* begin AVAILABLE RECORDS *

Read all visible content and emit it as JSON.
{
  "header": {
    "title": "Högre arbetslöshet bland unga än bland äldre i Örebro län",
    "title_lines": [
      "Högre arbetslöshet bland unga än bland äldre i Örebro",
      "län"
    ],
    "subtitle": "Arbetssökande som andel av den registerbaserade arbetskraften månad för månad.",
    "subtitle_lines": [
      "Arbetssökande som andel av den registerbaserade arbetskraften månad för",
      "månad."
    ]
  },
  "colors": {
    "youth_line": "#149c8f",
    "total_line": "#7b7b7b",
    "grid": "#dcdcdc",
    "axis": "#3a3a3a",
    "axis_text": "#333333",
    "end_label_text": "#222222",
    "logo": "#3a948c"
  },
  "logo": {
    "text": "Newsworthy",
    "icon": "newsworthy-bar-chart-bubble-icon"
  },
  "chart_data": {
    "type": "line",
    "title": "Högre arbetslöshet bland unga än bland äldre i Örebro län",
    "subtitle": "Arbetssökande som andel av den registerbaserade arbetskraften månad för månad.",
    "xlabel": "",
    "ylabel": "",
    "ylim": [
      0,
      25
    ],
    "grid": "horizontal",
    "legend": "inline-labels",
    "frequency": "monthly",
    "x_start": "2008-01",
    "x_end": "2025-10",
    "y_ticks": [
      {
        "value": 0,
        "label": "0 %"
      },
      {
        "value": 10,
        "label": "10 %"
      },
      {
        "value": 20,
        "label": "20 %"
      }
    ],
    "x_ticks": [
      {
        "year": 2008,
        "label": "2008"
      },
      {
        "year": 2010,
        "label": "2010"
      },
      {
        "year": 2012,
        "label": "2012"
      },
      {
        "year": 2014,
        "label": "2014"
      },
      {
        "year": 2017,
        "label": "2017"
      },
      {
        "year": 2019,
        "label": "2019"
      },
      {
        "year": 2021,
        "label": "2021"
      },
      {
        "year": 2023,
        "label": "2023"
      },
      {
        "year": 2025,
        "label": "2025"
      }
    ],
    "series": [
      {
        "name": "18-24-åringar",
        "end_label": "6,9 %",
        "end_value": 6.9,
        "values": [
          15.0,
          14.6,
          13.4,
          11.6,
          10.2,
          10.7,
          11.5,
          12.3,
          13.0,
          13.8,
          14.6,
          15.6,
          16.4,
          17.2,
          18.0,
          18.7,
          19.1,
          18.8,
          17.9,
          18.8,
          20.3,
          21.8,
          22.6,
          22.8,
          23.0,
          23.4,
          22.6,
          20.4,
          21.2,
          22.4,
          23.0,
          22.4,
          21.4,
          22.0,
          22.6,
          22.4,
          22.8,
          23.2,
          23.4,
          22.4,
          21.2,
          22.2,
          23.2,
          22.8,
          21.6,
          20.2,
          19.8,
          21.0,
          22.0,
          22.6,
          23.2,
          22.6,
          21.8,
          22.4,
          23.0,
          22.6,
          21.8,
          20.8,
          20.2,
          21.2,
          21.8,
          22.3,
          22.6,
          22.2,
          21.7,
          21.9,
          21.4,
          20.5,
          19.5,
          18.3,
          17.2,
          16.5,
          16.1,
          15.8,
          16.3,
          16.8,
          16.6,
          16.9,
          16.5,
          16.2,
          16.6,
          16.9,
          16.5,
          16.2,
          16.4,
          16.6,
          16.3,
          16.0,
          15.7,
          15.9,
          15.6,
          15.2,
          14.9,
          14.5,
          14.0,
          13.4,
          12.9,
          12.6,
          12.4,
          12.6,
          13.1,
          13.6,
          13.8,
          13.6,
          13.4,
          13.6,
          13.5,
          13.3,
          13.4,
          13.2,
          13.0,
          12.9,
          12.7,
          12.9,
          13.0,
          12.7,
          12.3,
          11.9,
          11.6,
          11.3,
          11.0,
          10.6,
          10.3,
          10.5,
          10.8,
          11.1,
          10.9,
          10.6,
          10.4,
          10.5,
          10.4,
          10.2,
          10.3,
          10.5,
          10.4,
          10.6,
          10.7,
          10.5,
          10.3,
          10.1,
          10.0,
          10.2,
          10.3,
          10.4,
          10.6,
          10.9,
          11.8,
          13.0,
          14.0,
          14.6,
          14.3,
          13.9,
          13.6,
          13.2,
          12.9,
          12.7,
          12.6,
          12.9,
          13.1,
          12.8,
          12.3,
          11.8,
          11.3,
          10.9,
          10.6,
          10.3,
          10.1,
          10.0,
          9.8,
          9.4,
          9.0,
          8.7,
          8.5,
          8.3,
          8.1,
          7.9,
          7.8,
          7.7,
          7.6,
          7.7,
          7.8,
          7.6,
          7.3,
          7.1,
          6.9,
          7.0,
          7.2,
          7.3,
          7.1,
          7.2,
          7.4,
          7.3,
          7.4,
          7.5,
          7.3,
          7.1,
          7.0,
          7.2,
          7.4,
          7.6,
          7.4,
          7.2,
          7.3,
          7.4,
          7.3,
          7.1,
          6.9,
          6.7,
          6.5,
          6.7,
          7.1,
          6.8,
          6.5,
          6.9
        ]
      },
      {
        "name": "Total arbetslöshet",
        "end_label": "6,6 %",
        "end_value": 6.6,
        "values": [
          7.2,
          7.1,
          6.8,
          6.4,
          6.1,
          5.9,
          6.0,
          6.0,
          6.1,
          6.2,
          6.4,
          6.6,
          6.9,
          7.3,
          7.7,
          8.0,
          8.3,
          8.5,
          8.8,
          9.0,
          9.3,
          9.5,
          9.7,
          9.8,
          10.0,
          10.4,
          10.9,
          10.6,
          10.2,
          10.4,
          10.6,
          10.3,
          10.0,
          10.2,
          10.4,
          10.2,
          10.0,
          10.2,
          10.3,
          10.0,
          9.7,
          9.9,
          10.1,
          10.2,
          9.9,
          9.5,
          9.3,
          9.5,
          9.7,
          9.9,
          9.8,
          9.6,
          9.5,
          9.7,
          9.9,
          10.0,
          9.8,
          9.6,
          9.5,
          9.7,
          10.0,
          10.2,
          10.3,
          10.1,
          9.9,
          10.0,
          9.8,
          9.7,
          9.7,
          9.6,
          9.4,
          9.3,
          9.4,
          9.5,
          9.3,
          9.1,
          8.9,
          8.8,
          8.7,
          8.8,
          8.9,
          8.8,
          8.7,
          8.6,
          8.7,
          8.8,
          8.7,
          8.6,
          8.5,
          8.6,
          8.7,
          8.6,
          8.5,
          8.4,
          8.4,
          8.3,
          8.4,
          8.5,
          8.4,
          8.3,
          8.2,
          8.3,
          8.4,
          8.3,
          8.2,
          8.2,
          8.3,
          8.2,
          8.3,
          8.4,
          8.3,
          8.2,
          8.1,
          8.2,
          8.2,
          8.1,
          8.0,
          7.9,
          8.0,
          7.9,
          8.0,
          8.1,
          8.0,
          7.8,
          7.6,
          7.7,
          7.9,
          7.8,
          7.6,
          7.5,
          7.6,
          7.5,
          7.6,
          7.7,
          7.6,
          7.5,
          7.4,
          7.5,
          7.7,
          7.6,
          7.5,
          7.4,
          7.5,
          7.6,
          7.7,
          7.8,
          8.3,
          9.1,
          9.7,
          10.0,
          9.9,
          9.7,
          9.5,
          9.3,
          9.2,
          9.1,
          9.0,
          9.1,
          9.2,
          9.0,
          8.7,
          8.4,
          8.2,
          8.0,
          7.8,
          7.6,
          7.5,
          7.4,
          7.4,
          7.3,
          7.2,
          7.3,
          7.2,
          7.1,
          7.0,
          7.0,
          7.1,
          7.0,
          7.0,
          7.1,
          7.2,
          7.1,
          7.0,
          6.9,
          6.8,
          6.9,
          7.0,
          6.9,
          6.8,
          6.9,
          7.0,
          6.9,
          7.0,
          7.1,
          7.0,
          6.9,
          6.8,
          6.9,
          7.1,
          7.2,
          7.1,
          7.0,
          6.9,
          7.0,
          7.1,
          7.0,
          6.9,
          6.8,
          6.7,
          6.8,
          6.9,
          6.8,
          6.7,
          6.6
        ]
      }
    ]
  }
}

* end AVAILABLE RECORDS *

• _WRITTEN PROBLEM_
Return all lines containing the word "månad".

• _EXERCISE OUTPUT_
    "subtitle": "Arbetssökande som andel av den registerbaserade arbetskraften månad för månad.",
      "Arbetssökande som andel av den registerbaserade arbetskraften månad för",
      "månad."
    "subtitle": "Arbetssökande som andel av den registerbaserade arbetskraften månad för månad.",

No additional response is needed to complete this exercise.